Scan the data beneath this task and copy each line that includes "ароматизированный".

▼

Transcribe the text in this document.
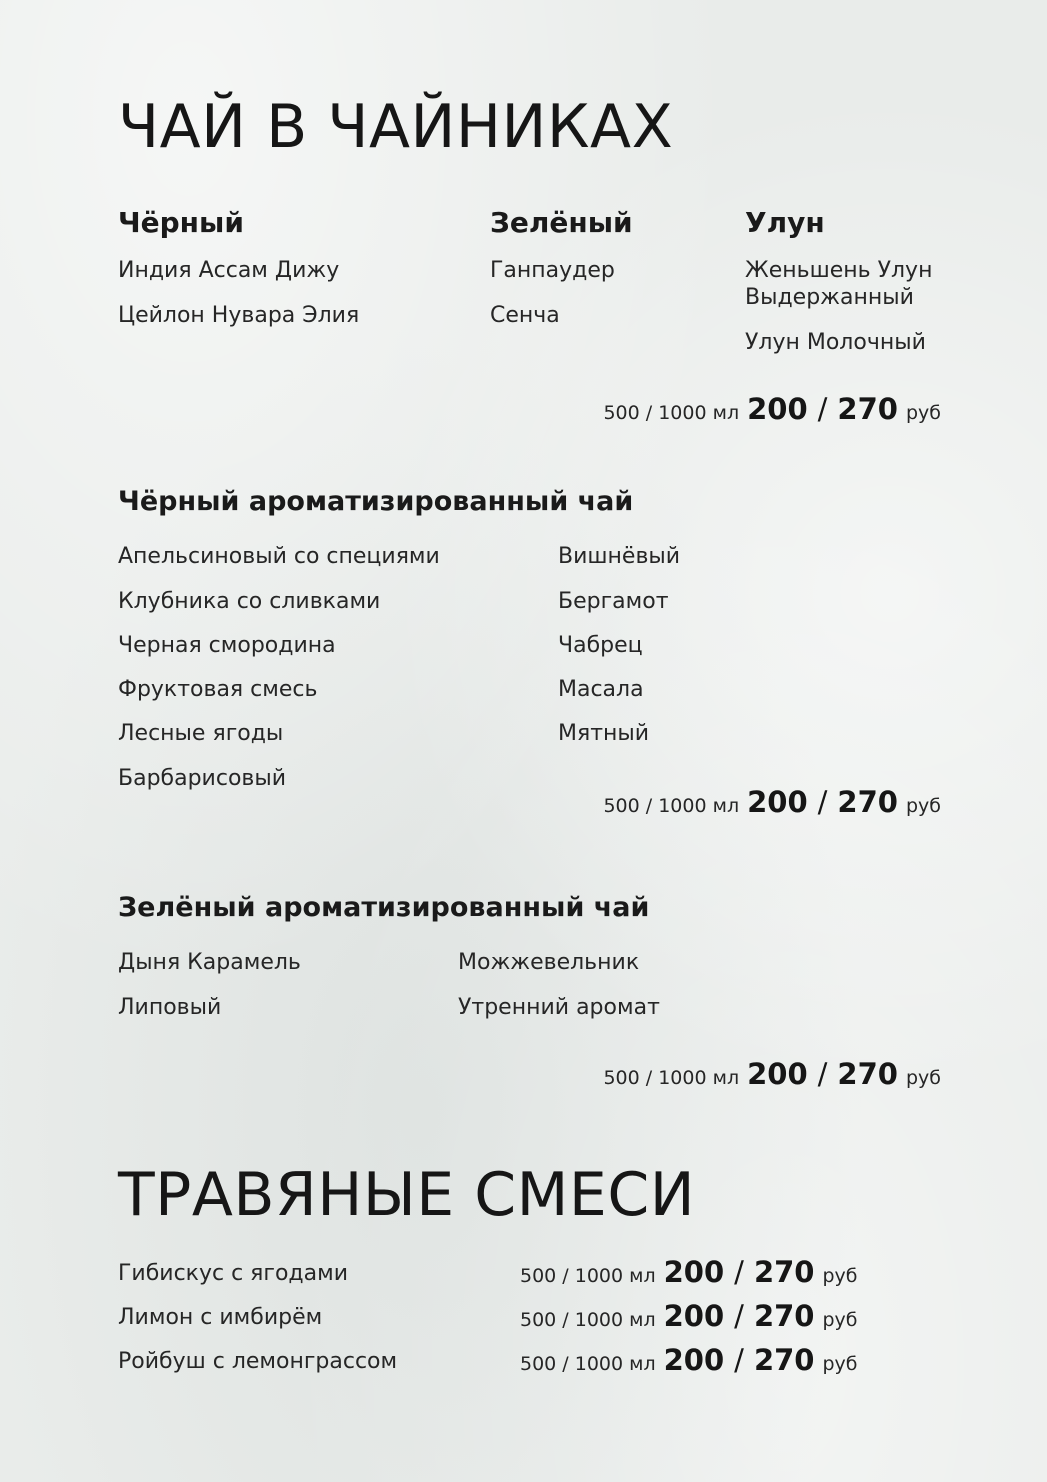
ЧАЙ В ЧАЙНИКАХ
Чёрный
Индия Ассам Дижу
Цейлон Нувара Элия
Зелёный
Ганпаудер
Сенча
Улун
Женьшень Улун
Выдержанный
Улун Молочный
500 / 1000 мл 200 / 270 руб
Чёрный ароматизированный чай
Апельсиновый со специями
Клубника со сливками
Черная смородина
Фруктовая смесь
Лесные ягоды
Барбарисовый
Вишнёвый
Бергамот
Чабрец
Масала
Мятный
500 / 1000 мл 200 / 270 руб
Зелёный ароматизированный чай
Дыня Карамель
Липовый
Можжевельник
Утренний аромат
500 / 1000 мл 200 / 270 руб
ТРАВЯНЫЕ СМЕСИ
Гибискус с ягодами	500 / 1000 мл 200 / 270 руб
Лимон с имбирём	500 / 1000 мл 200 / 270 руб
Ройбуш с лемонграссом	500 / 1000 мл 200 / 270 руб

▲

## Completed exercise
Чёрный ароматизированный чай
Зелёный ароматизированный чай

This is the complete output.